DATA EXCERPTS ->
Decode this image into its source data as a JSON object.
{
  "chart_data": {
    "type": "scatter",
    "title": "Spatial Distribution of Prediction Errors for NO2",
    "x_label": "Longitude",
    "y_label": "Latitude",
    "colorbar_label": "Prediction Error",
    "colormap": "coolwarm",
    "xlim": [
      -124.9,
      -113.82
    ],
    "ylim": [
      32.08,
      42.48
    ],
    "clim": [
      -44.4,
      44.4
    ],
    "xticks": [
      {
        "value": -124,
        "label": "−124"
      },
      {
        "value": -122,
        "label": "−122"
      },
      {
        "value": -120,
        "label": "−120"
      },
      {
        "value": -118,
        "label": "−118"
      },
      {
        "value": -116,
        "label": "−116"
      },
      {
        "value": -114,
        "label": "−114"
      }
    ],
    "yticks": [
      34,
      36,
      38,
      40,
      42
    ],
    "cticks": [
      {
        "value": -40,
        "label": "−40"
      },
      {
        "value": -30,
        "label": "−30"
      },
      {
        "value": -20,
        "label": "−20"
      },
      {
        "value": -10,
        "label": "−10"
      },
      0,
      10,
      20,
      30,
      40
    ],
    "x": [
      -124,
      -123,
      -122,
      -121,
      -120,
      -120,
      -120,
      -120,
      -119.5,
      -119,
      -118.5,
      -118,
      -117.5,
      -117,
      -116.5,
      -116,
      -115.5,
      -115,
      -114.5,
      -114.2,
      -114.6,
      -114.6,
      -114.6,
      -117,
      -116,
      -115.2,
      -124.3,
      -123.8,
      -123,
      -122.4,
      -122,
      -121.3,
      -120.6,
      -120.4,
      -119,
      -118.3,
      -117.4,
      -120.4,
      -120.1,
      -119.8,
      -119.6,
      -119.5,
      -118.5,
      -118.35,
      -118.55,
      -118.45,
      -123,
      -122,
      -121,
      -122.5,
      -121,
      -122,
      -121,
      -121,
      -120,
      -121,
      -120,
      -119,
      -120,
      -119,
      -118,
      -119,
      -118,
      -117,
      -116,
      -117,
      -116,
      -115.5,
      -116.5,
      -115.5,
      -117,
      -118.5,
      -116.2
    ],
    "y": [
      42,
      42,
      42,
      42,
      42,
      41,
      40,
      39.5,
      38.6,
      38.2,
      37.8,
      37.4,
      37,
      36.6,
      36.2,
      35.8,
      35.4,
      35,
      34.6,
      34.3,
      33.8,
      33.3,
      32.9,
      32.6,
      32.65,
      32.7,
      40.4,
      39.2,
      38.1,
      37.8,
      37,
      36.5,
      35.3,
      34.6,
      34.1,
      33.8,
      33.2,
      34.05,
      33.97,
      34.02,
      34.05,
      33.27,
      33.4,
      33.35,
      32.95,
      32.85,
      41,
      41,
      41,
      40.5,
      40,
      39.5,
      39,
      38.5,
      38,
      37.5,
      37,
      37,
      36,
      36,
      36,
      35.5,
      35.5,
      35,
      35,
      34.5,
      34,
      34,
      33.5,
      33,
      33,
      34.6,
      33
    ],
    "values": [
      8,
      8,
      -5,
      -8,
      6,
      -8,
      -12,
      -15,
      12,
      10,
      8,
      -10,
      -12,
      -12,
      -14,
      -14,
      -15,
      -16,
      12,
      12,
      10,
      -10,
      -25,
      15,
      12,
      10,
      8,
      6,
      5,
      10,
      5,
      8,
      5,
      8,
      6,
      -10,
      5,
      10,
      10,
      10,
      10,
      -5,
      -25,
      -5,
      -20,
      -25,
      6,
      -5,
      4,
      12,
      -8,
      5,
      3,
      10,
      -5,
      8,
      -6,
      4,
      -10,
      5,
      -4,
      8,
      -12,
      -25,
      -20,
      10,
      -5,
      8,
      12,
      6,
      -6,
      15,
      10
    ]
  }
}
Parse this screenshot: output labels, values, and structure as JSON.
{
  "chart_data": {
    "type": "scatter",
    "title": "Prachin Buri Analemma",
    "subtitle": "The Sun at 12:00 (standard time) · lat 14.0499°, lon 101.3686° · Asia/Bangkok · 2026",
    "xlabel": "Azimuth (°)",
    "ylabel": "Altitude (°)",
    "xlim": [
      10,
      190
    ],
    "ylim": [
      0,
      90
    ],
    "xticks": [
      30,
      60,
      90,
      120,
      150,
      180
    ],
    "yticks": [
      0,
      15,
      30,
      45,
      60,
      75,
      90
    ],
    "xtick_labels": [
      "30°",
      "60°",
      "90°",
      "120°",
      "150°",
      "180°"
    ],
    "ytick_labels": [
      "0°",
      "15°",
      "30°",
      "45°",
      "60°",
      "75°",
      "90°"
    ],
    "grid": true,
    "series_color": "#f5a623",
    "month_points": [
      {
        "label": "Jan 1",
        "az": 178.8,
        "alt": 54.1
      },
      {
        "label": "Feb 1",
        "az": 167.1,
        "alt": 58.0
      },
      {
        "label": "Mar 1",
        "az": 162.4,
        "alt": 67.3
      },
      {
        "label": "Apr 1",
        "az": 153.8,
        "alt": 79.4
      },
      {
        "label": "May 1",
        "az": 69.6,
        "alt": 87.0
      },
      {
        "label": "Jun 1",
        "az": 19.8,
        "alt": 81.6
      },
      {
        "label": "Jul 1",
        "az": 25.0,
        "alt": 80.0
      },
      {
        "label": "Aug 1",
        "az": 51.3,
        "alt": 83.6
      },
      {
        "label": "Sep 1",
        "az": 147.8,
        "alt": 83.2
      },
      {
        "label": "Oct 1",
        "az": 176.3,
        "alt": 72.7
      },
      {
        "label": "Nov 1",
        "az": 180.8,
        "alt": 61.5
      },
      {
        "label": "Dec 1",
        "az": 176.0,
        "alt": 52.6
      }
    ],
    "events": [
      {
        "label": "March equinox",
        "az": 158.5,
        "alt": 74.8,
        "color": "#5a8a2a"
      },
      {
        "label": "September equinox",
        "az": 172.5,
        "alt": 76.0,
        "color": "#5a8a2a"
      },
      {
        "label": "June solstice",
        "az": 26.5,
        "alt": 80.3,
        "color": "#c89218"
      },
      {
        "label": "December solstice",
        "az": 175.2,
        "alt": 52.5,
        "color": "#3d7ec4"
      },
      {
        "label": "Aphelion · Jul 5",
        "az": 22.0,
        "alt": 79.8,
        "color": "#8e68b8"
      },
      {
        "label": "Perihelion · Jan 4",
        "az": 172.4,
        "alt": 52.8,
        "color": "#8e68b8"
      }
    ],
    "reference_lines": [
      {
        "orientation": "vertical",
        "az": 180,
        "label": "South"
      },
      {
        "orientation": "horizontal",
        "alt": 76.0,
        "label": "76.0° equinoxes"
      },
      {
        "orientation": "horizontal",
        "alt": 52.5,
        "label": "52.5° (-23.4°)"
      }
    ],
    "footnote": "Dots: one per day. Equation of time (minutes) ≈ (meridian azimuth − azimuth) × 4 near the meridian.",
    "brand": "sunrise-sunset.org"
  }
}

WORK REQUIRED ->
From the records, copy every line that has the string "JSON" in it.

TASK ANSWER ->
Decode this image into its source data as a JSON object.
Parse this screenshot: output labels, values, and structure as JSON.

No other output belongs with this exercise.